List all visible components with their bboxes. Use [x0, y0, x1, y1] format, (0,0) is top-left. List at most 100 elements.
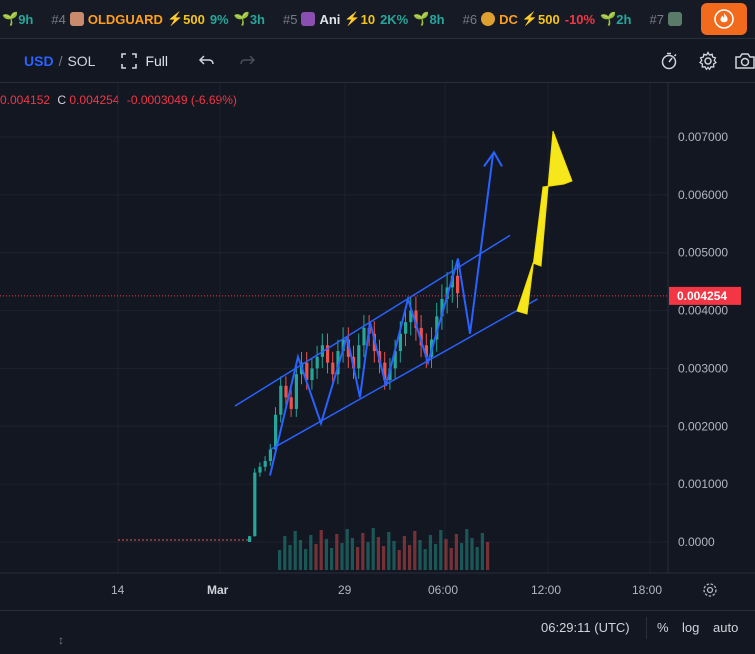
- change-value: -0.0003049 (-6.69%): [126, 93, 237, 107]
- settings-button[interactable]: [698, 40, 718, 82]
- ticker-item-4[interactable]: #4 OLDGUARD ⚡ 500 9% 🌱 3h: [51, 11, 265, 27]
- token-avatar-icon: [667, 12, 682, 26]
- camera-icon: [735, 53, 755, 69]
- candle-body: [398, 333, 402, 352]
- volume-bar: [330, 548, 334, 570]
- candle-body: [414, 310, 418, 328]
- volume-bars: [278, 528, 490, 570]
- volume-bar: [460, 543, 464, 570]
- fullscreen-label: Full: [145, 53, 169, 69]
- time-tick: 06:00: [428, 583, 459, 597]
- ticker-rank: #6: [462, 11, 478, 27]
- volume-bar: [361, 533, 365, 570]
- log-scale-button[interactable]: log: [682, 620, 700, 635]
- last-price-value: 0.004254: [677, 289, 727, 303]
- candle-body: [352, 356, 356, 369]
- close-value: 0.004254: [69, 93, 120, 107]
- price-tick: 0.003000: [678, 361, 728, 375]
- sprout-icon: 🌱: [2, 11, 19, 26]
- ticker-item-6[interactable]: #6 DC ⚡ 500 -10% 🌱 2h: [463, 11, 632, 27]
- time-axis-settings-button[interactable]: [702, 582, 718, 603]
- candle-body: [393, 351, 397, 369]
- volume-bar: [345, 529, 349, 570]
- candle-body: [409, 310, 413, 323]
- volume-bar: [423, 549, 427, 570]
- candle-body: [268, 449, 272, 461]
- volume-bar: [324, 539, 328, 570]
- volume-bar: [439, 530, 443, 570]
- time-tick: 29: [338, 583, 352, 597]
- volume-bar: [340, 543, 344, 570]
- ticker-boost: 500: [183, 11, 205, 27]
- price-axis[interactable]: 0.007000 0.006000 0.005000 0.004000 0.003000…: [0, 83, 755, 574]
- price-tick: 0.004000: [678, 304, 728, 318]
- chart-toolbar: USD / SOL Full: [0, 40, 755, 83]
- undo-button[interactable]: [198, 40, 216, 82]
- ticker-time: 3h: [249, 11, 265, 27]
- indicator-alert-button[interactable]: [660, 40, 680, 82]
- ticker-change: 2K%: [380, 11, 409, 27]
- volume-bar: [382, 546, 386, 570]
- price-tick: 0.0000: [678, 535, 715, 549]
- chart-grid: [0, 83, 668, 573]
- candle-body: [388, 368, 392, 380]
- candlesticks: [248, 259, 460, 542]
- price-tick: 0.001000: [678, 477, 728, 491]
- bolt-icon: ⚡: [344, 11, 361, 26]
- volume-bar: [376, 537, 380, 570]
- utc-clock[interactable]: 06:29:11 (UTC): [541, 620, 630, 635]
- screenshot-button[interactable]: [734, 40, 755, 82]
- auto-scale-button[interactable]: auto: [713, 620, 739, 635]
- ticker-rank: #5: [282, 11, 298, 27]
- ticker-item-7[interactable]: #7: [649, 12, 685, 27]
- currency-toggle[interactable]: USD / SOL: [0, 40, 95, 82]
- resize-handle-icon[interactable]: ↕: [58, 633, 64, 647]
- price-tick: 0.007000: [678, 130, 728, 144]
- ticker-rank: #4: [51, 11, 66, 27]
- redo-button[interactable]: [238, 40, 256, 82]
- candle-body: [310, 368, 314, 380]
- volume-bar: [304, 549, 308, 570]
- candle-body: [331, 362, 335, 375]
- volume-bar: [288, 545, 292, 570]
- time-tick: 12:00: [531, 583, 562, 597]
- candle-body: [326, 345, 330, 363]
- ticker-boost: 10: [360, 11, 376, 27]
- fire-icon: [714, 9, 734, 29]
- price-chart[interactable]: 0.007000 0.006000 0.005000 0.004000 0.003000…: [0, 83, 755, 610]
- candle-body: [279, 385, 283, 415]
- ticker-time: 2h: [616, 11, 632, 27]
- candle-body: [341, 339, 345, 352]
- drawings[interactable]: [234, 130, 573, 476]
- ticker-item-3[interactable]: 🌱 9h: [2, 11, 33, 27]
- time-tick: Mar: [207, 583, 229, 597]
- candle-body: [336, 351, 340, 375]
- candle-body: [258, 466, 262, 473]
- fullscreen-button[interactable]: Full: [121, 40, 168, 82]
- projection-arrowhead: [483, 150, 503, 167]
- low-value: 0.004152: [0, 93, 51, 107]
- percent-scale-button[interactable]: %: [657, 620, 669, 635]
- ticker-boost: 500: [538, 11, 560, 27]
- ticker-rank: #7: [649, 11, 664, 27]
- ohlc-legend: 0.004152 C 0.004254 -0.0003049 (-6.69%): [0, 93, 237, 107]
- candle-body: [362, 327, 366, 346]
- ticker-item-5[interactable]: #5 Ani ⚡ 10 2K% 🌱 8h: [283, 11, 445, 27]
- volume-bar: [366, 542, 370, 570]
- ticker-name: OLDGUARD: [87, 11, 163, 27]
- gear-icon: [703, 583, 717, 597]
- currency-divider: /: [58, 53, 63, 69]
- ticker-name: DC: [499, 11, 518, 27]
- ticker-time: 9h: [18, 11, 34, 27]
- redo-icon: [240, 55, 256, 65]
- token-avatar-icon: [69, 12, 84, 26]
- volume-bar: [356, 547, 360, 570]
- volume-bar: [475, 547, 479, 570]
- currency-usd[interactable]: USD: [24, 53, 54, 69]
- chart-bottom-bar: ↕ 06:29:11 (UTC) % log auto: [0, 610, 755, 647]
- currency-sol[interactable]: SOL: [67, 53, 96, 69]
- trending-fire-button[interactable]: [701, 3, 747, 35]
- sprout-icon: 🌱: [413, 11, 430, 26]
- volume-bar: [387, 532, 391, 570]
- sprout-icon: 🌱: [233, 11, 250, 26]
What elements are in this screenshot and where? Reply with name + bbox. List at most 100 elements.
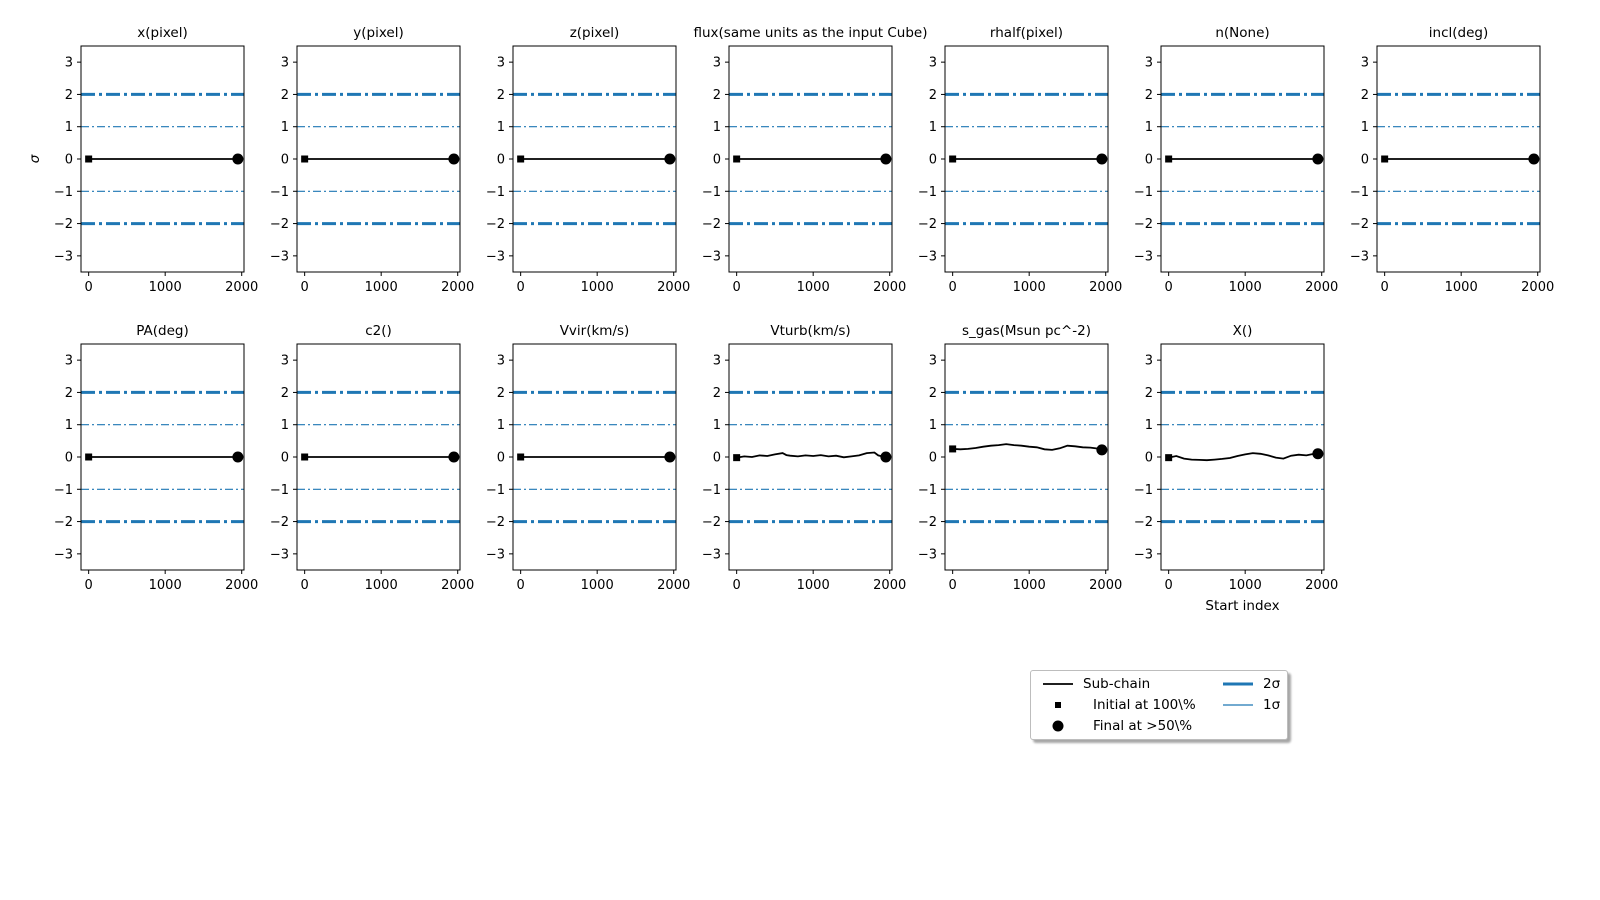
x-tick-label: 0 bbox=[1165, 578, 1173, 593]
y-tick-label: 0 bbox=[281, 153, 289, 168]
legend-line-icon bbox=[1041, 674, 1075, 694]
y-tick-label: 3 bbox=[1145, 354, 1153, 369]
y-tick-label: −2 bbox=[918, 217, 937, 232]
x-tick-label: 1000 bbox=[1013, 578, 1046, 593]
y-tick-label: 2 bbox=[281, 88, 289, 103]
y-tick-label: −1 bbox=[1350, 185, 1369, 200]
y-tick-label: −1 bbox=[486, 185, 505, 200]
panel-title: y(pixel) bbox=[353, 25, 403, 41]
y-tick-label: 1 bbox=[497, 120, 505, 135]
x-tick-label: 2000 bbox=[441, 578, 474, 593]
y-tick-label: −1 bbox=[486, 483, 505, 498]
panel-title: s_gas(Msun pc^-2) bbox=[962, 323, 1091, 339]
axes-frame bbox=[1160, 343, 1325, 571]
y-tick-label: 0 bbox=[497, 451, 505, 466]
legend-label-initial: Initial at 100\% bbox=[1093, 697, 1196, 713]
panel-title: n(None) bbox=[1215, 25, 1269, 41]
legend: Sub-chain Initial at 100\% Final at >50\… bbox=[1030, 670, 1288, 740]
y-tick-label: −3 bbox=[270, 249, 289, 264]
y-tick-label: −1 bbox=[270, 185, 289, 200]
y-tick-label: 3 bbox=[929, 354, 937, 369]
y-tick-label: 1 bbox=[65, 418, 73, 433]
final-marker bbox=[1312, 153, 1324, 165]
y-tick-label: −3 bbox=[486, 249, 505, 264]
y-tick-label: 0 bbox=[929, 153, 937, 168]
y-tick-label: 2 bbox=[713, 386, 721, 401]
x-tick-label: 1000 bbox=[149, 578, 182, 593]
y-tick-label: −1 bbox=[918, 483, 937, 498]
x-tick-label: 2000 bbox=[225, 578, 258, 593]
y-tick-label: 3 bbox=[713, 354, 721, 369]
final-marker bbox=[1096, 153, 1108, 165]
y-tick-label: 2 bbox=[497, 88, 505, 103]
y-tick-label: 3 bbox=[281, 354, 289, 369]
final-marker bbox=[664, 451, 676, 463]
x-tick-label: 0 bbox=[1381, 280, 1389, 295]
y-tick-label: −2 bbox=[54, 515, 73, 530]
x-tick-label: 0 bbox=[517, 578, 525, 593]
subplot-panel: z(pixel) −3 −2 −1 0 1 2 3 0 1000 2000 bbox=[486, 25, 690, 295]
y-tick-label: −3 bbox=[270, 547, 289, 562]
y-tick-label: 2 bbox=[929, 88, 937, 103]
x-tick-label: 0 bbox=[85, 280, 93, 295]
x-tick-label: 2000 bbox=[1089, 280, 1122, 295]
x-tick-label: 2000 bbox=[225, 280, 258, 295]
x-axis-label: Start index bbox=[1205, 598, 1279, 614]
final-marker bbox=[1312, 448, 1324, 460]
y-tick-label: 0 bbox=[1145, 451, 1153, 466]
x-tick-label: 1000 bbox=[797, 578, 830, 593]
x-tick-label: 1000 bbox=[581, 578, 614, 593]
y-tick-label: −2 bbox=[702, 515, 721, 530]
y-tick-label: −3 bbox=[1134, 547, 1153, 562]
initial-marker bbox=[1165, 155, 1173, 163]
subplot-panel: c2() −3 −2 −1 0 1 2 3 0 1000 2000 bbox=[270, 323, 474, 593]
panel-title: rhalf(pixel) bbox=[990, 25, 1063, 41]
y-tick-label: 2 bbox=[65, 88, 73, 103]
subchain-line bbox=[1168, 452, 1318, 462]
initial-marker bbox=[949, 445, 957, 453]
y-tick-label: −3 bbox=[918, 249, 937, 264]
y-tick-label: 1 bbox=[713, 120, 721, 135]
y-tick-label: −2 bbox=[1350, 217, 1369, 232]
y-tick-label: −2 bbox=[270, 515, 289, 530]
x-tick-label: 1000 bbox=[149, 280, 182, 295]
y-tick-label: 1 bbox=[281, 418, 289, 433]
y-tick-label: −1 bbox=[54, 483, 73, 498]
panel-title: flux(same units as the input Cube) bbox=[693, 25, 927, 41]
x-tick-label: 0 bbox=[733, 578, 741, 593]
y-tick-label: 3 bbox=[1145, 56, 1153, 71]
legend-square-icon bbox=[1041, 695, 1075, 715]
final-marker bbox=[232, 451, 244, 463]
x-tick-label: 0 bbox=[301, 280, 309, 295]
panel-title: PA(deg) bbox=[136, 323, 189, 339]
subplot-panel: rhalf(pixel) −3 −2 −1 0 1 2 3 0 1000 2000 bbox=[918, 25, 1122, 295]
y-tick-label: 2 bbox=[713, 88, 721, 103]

#### GOAL OF THE EXERCISE:
Copy everything in the data from the line containing "x-tick-label: 0 bbox=[1165, 578, 1173, 593]" down to the line containing "initial-marker bbox=[1165, 155, 1173, 163]", changing "final-marker" to "end-marker" and leaving everything else as it is.

#### SOLUTION FOR THIS PROBLEM:
x-tick-label: 0 bbox=[1165, 578, 1173, 593]
y-tick-label: 0 bbox=[281, 153, 289, 168]
legend-line-icon bbox=[1041, 674, 1075, 694]
y-tick-label: 3 bbox=[1145, 354, 1153, 369]
y-tick-label: −2 bbox=[918, 217, 937, 232]
x-tick-label: 1000 bbox=[1013, 578, 1046, 593]
y-tick-label: 2 bbox=[281, 88, 289, 103]
y-tick-label: −1 bbox=[1350, 185, 1369, 200]
y-tick-label: −1 bbox=[486, 185, 505, 200]
panel-title: y(pixel) bbox=[353, 25, 403, 41]
y-tick-label: 1 bbox=[497, 120, 505, 135]
x-tick-label: 2000 bbox=[441, 578, 474, 593]
y-tick-label: −1 bbox=[486, 483, 505, 498]
panel-title: s_gas(Msun pc^-2) bbox=[962, 323, 1091, 339]
axes-frame bbox=[1160, 343, 1325, 571]
y-tick-label: 0 bbox=[497, 451, 505, 466]
legend-label-initial: Initial at 100\% bbox=[1093, 697, 1196, 713]
panel-title: n(None) bbox=[1215, 25, 1269, 41]
legend: Sub-chain Initial at 100\% Final at >50\… bbox=[1030, 670, 1288, 740]
y-tick-label: −3 bbox=[270, 249, 289, 264]
y-tick-label: −1 bbox=[270, 185, 289, 200]
y-tick-label: 3 bbox=[929, 354, 937, 369]
y-tick-label: 1 bbox=[65, 418, 73, 433]
end-marker bbox=[1312, 153, 1324, 165]
y-tick-label: −3 bbox=[486, 249, 505, 264]
y-tick-label: 0 bbox=[929, 153, 937, 168]
y-tick-label: 2 bbox=[713, 386, 721, 401]
x-tick-label: 1000 bbox=[149, 578, 182, 593]
y-tick-label: −1 bbox=[918, 483, 937, 498]
x-tick-label: 2000 bbox=[225, 578, 258, 593]
y-tick-label: 3 bbox=[713, 354, 721, 369]
end-marker bbox=[1096, 153, 1108, 165]
y-tick-label: 2 bbox=[497, 88, 505, 103]
y-tick-label: 3 bbox=[281, 354, 289, 369]
end-marker bbox=[664, 451, 676, 463]
x-tick-label: 0 bbox=[1381, 280, 1389, 295]
y-tick-label: −2 bbox=[54, 515, 73, 530]
x-tick-label: 0 bbox=[517, 578, 525, 593]
subplot-panel: z(pixel) −3 −2 −1 0 1 2 3 0 1000 2000 bbox=[486, 25, 690, 295]
y-tick-label: −3 bbox=[270, 547, 289, 562]
y-tick-label: 2 bbox=[929, 88, 937, 103]
x-tick-label: 0 bbox=[85, 280, 93, 295]
x-tick-label: 2000 bbox=[1089, 280, 1122, 295]
x-tick-label: 2000 bbox=[225, 280, 258, 295]
x-axis-label: Start index bbox=[1205, 598, 1279, 614]
end-marker bbox=[1312, 448, 1324, 460]
y-tick-label: 0 bbox=[1145, 451, 1153, 466]
x-tick-label: 1000 bbox=[797, 578, 830, 593]
x-tick-label: 1000 bbox=[581, 578, 614, 593]
y-tick-label: −2 bbox=[702, 515, 721, 530]
y-tick-label: −3 bbox=[1134, 547, 1153, 562]
initial-marker bbox=[1165, 155, 1173, 163]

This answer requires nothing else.